**Task requirements:** Write down each entry again, exactly as it reads.

**Extracted records:**
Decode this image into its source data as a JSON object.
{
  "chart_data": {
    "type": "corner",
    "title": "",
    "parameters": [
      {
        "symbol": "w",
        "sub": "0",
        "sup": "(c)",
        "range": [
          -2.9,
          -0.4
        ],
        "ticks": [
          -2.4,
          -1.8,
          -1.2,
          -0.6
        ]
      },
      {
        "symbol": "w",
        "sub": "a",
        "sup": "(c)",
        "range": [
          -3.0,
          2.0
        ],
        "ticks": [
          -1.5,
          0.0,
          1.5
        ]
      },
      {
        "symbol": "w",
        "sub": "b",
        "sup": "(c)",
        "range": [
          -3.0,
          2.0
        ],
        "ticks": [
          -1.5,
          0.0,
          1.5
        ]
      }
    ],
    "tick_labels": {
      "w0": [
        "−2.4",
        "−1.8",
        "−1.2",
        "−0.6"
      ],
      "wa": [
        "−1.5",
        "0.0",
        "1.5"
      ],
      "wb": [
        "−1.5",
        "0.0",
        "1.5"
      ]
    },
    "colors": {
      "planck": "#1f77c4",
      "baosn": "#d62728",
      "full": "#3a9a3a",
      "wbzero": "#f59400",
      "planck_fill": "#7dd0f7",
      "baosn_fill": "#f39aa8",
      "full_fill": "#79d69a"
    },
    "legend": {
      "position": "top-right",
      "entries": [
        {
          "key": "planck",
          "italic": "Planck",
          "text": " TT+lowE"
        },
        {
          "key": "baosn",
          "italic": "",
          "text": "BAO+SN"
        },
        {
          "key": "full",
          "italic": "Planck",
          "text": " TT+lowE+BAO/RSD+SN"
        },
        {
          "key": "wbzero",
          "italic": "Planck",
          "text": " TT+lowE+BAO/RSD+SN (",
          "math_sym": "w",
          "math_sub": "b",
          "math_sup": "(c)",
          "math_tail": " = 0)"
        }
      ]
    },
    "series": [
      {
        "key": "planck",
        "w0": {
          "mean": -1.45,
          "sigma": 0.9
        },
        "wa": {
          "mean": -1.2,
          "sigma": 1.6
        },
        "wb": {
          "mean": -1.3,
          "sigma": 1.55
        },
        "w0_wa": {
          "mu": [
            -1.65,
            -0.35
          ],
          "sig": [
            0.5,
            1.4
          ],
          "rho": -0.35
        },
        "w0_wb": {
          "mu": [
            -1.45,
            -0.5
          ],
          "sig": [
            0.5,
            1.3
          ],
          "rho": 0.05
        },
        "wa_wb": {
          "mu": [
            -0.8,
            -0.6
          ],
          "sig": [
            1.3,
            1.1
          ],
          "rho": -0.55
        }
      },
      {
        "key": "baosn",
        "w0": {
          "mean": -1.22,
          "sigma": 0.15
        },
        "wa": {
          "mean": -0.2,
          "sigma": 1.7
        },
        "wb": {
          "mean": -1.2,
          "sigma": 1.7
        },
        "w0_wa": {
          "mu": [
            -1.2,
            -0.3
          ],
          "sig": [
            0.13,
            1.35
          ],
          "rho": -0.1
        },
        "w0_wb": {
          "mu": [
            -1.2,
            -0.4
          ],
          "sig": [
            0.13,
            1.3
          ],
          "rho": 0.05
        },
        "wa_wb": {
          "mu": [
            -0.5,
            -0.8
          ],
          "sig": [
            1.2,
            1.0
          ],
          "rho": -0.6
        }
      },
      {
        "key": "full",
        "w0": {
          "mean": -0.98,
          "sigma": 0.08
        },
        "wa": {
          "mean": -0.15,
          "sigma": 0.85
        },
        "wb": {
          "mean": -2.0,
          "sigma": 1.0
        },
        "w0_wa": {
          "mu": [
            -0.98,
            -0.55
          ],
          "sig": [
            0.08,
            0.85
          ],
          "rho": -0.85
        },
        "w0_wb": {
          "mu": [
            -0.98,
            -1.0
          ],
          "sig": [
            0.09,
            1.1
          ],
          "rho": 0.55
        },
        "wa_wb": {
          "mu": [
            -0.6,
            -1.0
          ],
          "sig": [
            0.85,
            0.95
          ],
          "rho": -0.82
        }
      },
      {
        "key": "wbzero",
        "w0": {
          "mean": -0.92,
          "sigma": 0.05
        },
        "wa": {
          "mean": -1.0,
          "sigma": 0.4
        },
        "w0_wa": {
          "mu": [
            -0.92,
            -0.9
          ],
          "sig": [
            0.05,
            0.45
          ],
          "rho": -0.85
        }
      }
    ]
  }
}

**Task answer:**
Decode this image into its source data as a JSON object.
{
  "chart_data": {
    "type": "corner",
    "title": "",
    "parameters": [
      {
        "symbol": "w",
        "sub": "0",
        "sup": "(c)",
        "range": [
          -2.9,
          -0.4
        ],
        "ticks": [
          -2.4,
          -1.8,
          -1.2,
          -0.6
        ]
      },
      {
        "symbol": "w",
        "sub": "a",
        "sup": "(c)",
        "range": [
          -3.0,
          2.0
        ],
        "ticks": [
          -1.5,
          0.0,
          1.5
        ]
      },
      {
        "symbol": "w",
        "sub": "b",
        "sup": "(c)",
        "range": [
          -3.0,
          2.0
        ],
        "ticks": [
          -1.5,
          0.0,
          1.5
        ]
      }
    ],
    "tick_labels": {
      "w0": [
        "−2.4",
        "−1.8",
        "−1.2",
        "−0.6"
      ],
      "wa": [
        "−1.5",
        "0.0",
        "1.5"
      ],
      "wb": [
        "−1.5",
        "0.0",
        "1.5"
      ]
    },
    "colors": {
      "planck": "#1f77c4",
      "baosn": "#d62728",
      "full": "#3a9a3a",
      "wbzero": "#f59400",
      "planck_fill": "#7dd0f7",
      "baosn_fill": "#f39aa8",
      "full_fill": "#79d69a"
    },
    "legend": {
      "position": "top-right",
      "entries": [
        {
          "key": "planck",
          "italic": "Planck",
          "text": " TT+lowE"
        },
        {
          "key": "baosn",
          "italic": "",
          "text": "BAO+SN"
        },
        {
          "key": "full",
          "italic": "Planck",
          "text": " TT+lowE+BAO/RSD+SN"
        },
        {
          "key": "wbzero",
          "italic": "Planck",
          "text": " TT+lowE+BAO/RSD+SN (",
          "math_sym": "w",
          "math_sub": "b",
          "math_sup": "(c)",
          "math_tail": " = 0)"
        }
      ]
    },
    "series": [
      {
        "key": "planck",
        "w0": {
          "mean": -1.45,
          "sigma": 0.9
        },
        "wa": {
          "mean": -1.2,
          "sigma": 1.6
        },
        "wb": {
          "mean": -1.3,
          "sigma": 1.55
        },
        "w0_wa": {
          "mu": [
            -1.65,
            -0.35
          ],
          "sig": [
            0.5,
            1.4
          ],
          "rho": -0.35
        },
        "w0_wb": {
          "mu": [
            -1.45,
            -0.5
          ],
          "sig": [
            0.5,
            1.3
          ],
          "rho": 0.05
        },
        "wa_wb": {
          "mu": [
            -0.8,
            -0.6
          ],
          "sig": [
            1.3,
            1.1
          ],
          "rho": -0.55
        }
      },
      {
        "key": "baosn",
        "w0": {
          "mean": -1.22,
          "sigma": 0.15
        },
        "wa": {
          "mean": -0.2,
          "sigma": 1.7
        },
        "wb": {
          "mean": -1.2,
          "sigma": 1.7
        },
        "w0_wa": {
          "mu": [
            -1.2,
            -0.3
          ],
          "sig": [
            0.13,
            1.35
          ],
          "rho": -0.1
        },
        "w0_wb": {
          "mu": [
            -1.2,
            -0.4
          ],
          "sig": [
            0.13,
            1.3
          ],
          "rho": 0.05
        },
        "wa_wb": {
          "mu": [
            -0.5,
            -0.8
          ],
          "sig": [
            1.2,
            1.0
          ],
          "rho": -0.6
        }
      },
      {
        "key": "full",
        "w0": {
          "mean": -0.98,
          "sigma": 0.08
        },
        "wa": {
          "mean": -0.15,
          "sigma": 0.85
        },
        "wb": {
          "mean": -2.0,
          "sigma": 1.0
        },
        "w0_wa": {
          "mu": [
            -0.98,
            -0.55
          ],
          "sig": [
            0.08,
            0.85
          ],
          "rho": -0.85
        },
        "w0_wb": {
          "mu": [
            -0.98,
            -1.0
          ],
          "sig": [
            0.09,
            1.1
          ],
          "rho": 0.55
        },
        "wa_wb": {
          "mu": [
            -0.6,
            -1.0
          ],
          "sig": [
            0.85,
            0.95
          ],
          "rho": -0.82
        }
      },
      {
        "key": "wbzero",
        "w0": {
          "mean": -0.92,
          "sigma": 0.05
        },
        "wa": {
          "mean": -1.0,
          "sigma": 0.4
        },
        "w0_wa": {
          "mu": [
            -0.92,
            -0.9
          ],
          "sig": [
            0.05,
            0.45
          ],
          "rho": -0.85
        }
      }
    ]
  }
}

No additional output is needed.